## Set exercise
Without further comment, state how many lines in the listing below contain the word "uino".

## Provided information
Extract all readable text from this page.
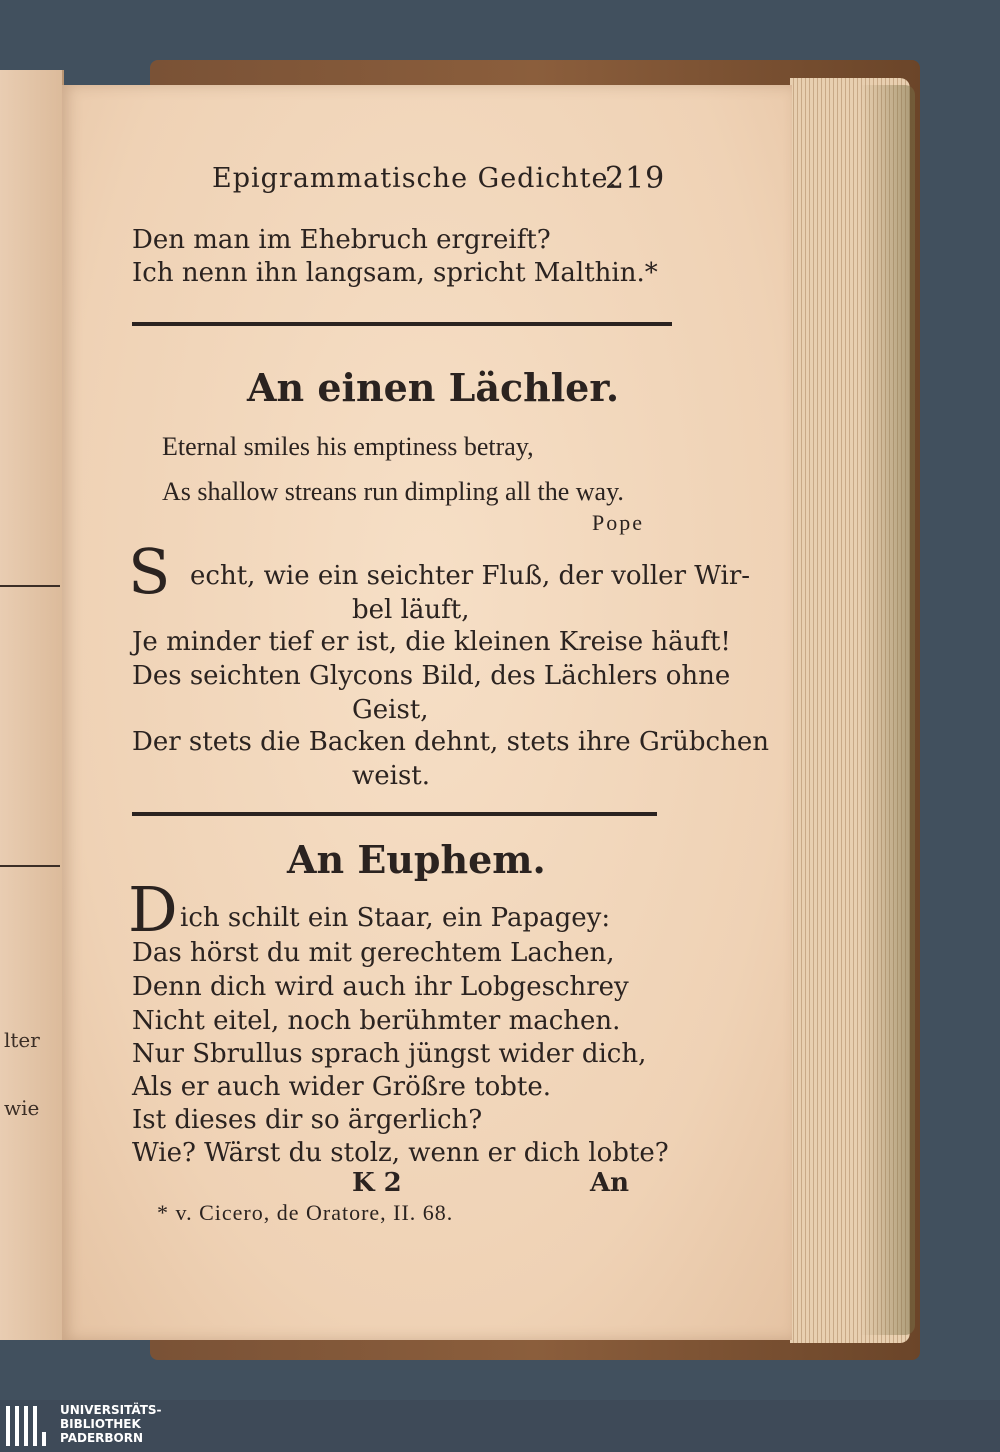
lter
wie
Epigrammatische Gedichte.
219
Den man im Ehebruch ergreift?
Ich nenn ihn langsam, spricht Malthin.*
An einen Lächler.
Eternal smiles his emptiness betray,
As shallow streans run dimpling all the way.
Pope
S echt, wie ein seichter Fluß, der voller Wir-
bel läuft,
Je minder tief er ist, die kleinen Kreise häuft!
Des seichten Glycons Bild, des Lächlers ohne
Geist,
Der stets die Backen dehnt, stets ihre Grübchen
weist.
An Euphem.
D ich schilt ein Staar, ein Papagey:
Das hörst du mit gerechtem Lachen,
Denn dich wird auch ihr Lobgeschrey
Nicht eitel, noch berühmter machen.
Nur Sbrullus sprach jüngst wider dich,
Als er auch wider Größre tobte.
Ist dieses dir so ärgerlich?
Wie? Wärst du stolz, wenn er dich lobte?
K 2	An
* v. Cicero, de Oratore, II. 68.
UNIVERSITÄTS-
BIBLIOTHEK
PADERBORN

---

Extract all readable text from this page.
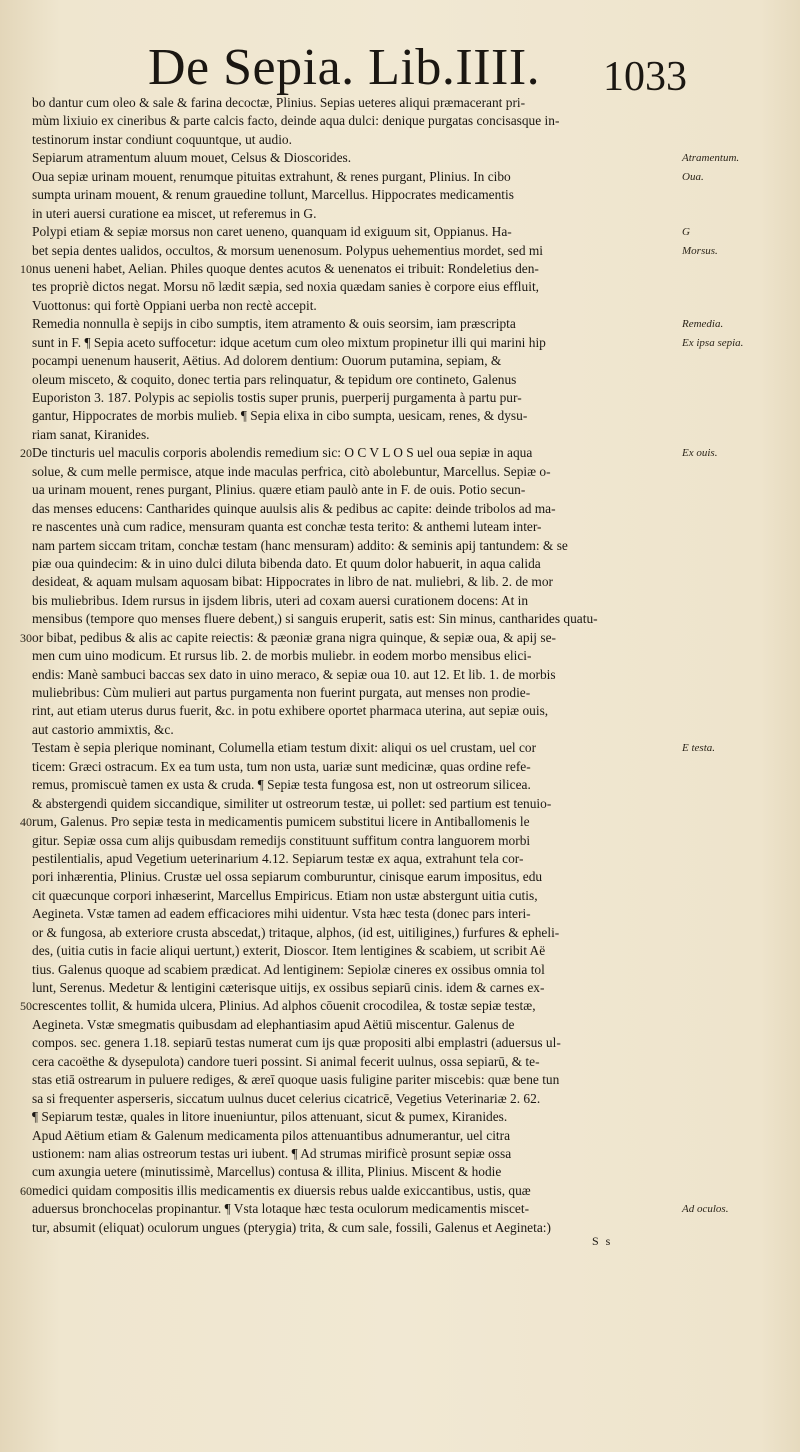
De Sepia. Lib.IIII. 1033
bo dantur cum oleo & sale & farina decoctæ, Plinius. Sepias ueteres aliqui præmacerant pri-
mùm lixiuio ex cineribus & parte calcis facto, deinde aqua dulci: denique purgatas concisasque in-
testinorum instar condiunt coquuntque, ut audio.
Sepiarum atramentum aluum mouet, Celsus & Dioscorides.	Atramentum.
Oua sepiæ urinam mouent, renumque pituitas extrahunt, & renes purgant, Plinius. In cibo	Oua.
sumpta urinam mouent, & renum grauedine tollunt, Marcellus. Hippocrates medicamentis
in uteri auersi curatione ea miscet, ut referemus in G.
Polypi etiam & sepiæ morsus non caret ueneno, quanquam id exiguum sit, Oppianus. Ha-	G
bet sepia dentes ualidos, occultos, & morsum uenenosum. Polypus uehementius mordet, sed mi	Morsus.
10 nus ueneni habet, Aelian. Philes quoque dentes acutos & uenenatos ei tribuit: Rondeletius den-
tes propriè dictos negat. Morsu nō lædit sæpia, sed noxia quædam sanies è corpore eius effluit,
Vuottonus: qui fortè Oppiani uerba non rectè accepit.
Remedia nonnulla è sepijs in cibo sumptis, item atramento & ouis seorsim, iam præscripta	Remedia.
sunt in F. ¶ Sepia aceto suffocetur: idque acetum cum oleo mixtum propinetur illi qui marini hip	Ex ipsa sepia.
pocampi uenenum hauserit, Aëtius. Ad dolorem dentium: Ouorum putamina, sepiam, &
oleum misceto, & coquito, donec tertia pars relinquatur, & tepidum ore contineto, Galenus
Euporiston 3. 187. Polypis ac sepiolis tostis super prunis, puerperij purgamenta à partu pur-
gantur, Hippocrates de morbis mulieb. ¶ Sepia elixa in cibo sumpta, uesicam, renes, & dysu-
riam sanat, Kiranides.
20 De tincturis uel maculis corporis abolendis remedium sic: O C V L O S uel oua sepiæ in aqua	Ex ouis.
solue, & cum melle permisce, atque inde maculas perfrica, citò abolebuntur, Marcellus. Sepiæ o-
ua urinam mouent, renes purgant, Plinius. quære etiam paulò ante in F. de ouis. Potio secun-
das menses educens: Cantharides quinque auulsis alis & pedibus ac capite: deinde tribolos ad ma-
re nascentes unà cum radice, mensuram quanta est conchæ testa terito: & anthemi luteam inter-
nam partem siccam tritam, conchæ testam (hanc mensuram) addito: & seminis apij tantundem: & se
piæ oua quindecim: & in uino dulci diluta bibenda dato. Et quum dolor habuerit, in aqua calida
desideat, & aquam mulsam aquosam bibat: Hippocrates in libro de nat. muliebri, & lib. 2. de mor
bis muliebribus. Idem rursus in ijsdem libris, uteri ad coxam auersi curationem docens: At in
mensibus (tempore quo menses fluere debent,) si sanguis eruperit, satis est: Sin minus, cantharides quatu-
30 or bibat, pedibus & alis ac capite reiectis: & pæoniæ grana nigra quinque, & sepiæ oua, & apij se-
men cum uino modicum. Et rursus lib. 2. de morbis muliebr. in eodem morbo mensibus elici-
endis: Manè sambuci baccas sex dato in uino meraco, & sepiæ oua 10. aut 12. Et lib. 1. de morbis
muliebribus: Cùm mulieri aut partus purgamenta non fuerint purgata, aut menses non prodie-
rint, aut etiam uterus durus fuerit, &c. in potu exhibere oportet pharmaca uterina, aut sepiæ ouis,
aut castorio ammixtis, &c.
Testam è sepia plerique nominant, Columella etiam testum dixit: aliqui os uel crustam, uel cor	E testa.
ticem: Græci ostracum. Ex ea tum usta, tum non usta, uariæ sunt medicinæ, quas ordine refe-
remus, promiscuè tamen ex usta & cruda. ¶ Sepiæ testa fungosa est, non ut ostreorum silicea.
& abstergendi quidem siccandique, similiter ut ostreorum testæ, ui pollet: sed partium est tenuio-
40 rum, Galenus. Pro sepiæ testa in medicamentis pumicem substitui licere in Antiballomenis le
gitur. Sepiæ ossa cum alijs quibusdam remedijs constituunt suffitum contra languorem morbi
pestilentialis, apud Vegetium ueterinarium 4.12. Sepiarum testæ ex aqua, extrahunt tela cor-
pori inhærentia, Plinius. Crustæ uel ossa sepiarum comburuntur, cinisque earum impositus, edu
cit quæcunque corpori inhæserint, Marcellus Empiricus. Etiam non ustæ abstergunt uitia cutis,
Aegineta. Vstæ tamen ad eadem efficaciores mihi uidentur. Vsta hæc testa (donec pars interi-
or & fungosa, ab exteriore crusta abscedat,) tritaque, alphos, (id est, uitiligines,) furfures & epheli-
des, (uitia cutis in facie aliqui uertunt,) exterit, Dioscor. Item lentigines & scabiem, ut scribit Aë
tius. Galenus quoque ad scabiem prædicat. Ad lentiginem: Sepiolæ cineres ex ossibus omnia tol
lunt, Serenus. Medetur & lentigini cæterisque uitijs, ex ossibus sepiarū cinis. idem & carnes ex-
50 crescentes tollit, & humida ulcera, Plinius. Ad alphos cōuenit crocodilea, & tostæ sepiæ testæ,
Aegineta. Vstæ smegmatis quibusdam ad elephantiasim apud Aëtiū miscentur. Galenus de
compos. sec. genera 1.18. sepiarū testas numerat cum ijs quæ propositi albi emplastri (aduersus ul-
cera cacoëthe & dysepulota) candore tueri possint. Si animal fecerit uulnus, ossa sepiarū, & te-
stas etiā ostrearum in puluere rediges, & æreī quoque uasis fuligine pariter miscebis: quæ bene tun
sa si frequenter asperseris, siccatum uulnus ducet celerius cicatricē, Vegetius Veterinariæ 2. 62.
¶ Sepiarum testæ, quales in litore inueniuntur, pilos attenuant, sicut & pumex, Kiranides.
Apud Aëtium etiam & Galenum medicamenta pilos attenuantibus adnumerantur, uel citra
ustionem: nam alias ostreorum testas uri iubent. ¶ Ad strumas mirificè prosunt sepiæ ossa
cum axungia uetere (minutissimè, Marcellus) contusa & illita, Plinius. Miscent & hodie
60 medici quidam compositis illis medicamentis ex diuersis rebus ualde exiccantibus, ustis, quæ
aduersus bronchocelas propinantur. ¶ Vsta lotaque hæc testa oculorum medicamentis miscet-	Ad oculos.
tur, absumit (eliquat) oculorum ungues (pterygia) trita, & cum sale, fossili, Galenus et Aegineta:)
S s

* * *

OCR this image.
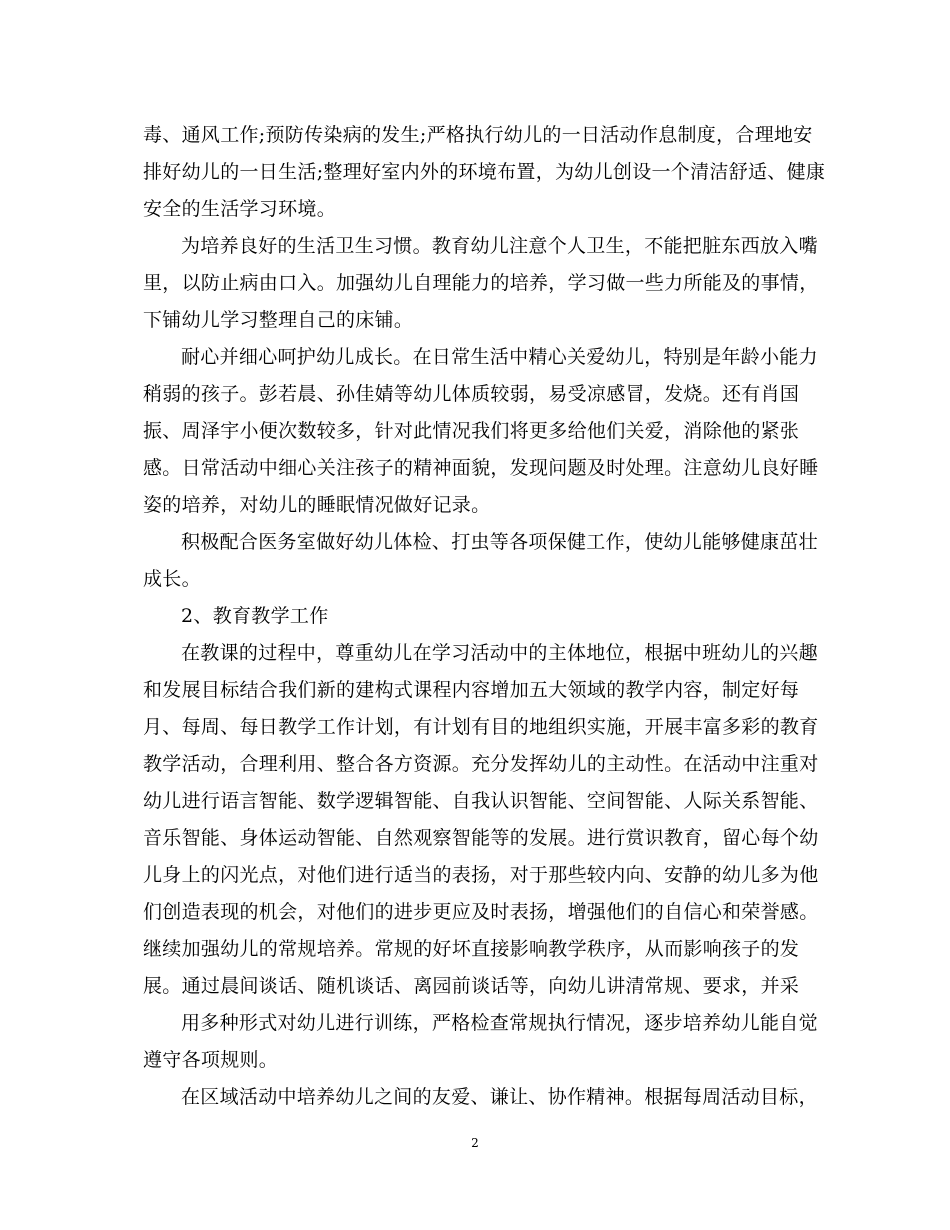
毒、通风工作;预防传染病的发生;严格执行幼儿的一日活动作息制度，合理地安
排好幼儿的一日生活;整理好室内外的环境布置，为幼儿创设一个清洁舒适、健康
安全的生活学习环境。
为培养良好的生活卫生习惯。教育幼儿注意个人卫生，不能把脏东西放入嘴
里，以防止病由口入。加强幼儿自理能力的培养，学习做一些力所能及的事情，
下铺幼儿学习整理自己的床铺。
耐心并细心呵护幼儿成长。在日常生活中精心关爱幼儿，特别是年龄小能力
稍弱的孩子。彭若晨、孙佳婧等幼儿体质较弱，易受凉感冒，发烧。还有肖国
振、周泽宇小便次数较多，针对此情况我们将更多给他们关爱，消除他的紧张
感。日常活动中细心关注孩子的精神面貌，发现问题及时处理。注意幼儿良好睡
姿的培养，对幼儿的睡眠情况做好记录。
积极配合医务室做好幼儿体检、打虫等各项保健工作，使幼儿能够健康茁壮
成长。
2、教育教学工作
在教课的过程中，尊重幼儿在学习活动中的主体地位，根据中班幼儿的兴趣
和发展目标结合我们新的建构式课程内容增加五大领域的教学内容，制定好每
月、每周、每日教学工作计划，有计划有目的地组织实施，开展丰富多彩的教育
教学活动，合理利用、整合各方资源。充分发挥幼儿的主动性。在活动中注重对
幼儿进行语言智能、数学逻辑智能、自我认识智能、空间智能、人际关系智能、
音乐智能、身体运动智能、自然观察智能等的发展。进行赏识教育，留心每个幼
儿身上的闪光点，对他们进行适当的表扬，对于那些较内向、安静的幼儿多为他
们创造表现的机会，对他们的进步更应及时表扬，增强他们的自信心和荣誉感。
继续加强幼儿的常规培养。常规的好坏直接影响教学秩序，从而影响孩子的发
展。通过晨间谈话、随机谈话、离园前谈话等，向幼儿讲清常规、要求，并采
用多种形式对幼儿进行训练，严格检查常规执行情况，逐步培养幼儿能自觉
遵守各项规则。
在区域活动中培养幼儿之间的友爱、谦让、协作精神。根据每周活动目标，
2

## Exercise solution
3